**Set problem**. Read the entries below and pull out each line with the string "Acid".

---

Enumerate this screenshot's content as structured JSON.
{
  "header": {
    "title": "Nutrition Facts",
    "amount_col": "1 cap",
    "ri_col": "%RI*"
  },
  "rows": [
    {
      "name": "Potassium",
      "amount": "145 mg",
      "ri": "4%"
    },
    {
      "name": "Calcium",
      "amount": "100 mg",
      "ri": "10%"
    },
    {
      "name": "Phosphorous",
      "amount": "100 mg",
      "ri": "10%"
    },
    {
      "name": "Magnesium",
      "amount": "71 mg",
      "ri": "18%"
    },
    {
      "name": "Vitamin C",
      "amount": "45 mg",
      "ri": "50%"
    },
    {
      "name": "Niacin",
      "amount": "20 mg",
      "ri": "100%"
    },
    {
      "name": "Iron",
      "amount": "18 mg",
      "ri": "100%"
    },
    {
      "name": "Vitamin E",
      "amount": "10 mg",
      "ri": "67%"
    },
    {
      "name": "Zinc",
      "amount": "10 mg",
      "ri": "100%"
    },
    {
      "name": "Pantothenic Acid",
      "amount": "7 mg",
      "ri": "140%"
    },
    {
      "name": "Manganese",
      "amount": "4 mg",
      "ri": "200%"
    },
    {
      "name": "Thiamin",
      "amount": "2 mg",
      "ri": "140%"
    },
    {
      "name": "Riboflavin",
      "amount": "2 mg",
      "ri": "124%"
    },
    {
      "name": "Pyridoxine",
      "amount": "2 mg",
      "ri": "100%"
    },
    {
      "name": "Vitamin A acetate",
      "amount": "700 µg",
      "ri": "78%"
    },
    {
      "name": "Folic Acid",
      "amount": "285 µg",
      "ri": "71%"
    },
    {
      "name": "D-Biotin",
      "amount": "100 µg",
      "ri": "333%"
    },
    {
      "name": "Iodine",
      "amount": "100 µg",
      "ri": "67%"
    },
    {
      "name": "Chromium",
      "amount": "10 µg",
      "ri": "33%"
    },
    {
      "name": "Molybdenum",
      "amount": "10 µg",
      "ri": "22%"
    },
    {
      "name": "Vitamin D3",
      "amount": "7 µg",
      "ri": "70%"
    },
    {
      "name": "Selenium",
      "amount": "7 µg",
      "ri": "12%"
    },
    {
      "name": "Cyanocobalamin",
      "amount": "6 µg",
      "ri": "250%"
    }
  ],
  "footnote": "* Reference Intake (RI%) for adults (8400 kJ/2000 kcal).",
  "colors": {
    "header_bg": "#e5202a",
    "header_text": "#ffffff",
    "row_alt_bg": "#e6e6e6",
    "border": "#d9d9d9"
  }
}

---

**Finished exercise**.
      "name": "Pantothenic Acid",
      "name": "Folic Acid",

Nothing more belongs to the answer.